* [Data entries]

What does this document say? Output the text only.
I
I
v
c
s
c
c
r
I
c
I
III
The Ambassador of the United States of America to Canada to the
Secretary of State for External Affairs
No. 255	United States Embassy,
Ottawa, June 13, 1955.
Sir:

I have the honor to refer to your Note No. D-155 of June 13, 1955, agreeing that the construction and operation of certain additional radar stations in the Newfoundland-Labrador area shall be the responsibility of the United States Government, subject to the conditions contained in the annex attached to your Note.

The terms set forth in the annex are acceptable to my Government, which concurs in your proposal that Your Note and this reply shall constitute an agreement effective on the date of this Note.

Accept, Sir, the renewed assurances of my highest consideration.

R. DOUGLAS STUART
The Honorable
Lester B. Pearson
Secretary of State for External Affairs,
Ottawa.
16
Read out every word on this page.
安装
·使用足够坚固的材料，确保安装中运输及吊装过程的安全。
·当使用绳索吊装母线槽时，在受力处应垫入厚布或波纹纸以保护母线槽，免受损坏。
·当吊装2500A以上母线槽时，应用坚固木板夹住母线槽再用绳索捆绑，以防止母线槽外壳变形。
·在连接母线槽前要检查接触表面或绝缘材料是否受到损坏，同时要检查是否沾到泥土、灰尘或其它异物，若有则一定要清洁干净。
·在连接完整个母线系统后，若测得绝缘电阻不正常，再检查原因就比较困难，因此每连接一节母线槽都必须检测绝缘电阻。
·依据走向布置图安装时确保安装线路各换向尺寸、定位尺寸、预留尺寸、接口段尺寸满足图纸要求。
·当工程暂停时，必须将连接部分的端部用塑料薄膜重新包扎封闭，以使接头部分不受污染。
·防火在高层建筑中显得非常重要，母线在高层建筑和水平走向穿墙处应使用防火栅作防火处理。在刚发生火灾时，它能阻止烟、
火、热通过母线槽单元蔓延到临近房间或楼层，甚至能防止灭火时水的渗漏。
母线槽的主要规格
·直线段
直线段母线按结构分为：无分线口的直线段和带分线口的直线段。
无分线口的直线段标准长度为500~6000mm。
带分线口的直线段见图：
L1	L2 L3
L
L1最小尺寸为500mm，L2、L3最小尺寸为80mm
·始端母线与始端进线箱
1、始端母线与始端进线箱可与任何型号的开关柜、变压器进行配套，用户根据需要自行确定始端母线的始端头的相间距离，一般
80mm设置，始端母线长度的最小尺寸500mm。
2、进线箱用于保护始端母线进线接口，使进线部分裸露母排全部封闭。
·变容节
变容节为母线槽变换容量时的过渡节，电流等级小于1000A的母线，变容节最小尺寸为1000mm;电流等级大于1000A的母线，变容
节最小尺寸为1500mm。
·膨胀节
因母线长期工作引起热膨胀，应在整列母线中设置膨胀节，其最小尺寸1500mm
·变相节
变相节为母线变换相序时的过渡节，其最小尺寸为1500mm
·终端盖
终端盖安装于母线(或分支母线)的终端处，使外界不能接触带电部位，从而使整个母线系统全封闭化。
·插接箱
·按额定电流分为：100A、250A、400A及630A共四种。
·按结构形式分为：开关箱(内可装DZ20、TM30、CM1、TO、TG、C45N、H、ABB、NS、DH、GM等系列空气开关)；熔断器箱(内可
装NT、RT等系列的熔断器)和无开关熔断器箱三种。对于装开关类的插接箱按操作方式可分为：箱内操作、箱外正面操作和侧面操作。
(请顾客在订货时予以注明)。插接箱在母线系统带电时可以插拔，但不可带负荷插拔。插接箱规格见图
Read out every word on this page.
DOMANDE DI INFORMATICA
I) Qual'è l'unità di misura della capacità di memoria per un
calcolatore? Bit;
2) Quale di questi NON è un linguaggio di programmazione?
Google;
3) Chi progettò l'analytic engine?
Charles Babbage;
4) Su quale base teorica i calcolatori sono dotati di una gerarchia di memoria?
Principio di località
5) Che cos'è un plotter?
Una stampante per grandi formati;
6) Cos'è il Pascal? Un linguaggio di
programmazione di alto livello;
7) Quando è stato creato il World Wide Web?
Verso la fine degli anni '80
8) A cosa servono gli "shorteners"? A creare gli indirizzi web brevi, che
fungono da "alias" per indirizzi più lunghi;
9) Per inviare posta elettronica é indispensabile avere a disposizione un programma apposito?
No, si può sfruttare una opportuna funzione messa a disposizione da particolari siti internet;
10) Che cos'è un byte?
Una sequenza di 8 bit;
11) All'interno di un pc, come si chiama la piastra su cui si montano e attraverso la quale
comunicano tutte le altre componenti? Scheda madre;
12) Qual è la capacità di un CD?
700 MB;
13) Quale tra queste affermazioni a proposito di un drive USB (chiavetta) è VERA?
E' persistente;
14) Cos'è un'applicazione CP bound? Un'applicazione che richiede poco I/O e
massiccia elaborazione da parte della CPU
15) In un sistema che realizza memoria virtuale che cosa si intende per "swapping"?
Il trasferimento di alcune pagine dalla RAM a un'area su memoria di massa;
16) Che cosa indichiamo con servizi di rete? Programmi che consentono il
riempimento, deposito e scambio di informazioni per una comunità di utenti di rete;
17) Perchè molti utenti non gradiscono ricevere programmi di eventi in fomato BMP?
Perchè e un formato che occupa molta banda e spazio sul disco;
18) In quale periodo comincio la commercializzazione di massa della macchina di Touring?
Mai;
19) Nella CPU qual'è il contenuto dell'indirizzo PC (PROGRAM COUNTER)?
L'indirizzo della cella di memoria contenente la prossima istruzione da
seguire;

* [Problem details]
Copy the data above in full, character for character.

* [Problem solution]
What does this document say? Output the text only.
I
I
v
c
s
c
c
r
I
c
I
III
The Ambassador of the United States of America to Canada to the
Secretary of State for External Affairs
No. 255	United States Embassy,
Ottawa, June 13, 1955.
Sir:

I have the honor to refer to your Note No. D-155 of June 13, 1955, agreeing that the construction and operation of certain additional radar stations in the Newfoundland-Labrador area shall be the responsibility of the United States Government, subject to the conditions contained in the annex attached to your Note.

The terms set forth in the annex are acceptable to my Government, which concurs in your proposal that Your Note and this reply shall constitute an agreement effective on the date of this Note.

Accept, Sir, the renewed assurances of my highest consideration.

R. DOUGLAS STUART
The Honorable
Lester B. Pearson
Secretary of State for External Affairs,
Ottawa.
16
Read out every word on this page.
安装
·使用足够坚固的材料，确保安装中运输及吊装过程的安全。
·当使用绳索吊装母线槽时，在受力处应垫入厚布或波纹纸以保护母线槽，免受损坏。
·当吊装2500A以上母线槽时，应用坚固木板夹住母线槽再用绳索捆绑，以防止母线槽外壳变形。
·在连接母线槽前要检查接触表面或绝缘材料是否受到损坏，同时要检查是否沾到泥土、灰尘或其它异物，若有则一定要清洁干净。
·在连接完整个母线系统后，若测得绝缘电阻不正常，再检查原因就比较困难，因此每连接一节母线槽都必须检测绝缘电阻。
·依据走向布置图安装时确保安装线路各换向尺寸、定位尺寸、预留尺寸、接口段尺寸满足图纸要求。
·当工程暂停时，必须将连接部分的端部用塑料薄膜重新包扎封闭，以使接头部分不受污染。
·防火在高层建筑中显得非常重要，母线在高层建筑和水平走向穿墙处应使用防火栅作防火处理。在刚发生火灾时，它能阻止烟、
火、热通过母线槽单元蔓延到临近房间或楼层，甚至能防止灭火时水的渗漏。
母线槽的主要规格
·直线段
直线段母线按结构分为：无分线口的直线段和带分线口的直线段。
无分线口的直线段标准长度为500~6000mm。
带分线口的直线段见图：
L1	L2 L3
L
L1最小尺寸为500mm，L2、L3最小尺寸为80mm
·始端母线与始端进线箱
1、始端母线与始端进线箱可与任何型号的开关柜、变压器进行配套，用户根据需要自行确定始端母线的始端头的相间距离，一般
80mm设置，始端母线长度的最小尺寸500mm。
2、进线箱用于保护始端母线进线接口，使进线部分裸露母排全部封闭。
·变容节
变容节为母线槽变换容量时的过渡节，电流等级小于1000A的母线，变容节最小尺寸为1000mm;电流等级大于1000A的母线，变容
节最小尺寸为1500mm。
·膨胀节
因母线长期工作引起热膨胀，应在整列母线中设置膨胀节，其最小尺寸1500mm
·变相节
变相节为母线变换相序时的过渡节，其最小尺寸为1500mm
·终端盖
终端盖安装于母线(或分支母线)的终端处，使外界不能接触带电部位，从而使整个母线系统全封闭化。
·插接箱
·按额定电流分为：100A、250A、400A及630A共四种。
·按结构形式分为：开关箱(内可装DZ20、TM30、CM1、TO、TG、C45N、H、ABB、NS、DH、GM等系列空气开关)；熔断器箱(内可
装NT、RT等系列的熔断器)和无开关熔断器箱三种。对于装开关类的插接箱按操作方式可分为：箱内操作、箱外正面操作和侧面操作。
(请顾客在订货时予以注明)。插接箱在母线系统带电时可以插拔，但不可带负荷插拔。插接箱规格见图
Read out every word on this page.
DOMANDE DI INFORMATICA
I) Qual'è l'unità di misura della capacità di memoria per un
calcolatore? Bit;
2) Quale di questi NON è un linguaggio di programmazione?
Google;
3) Chi progettò l'analytic engine?
Charles Babbage;
4) Su quale base teorica i calcolatori sono dotati di una gerarchia di memoria?
Principio di località
5) Che cos'è un plotter?
Una stampante per grandi formati;
6) Cos'è il Pascal? Un linguaggio di
programmazione di alto livello;
7) Quando è stato creato il World Wide Web?
Verso la fine degli anni '80
8) A cosa servono gli "shorteners"? A creare gli indirizzi web brevi, che
fungono da "alias" per indirizzi più lunghi;
9) Per inviare posta elettronica é indispensabile avere a disposizione un programma apposito?
No, si può sfruttare una opportuna funzione messa a disposizione da particolari siti internet;
10) Che cos'è un byte?
Una sequenza di 8 bit;
11) All'interno di un pc, come si chiama la piastra su cui si montano e attraverso la quale
comunicano tutte le altre componenti? Scheda madre;
12) Qual è la capacità di un CD?
700 MB;
13) Quale tra queste affermazioni a proposito di un drive USB (chiavetta) è VERA?
E' persistente;
14) Cos'è un'applicazione CP bound? Un'applicazione che richiede poco I/O e
massiccia elaborazione da parte della CPU
15) In un sistema che realizza memoria virtuale che cosa si intende per "swapping"?
Il trasferimento di alcune pagine dalla RAM a un'area su memoria di massa;
16) Che cosa indichiamo con servizi di rete? Programmi che consentono il
riempimento, deposito e scambio di informazioni per una comunità di utenti di rete;
17) Perchè molti utenti non gradiscono ricevere programmi di eventi in fomato BMP?
Perchè e un formato che occupa molta banda e spazio sul disco;
18) In quale periodo comincio la commercializzazione di massa della macchina di Touring?
Mai;
19) Nella CPU qual'è il contenuto dell'indirizzo PC (PROGRAM COUNTER)?
L'indirizzo della cella di memoria contenente la prossima istruzione da
seguire;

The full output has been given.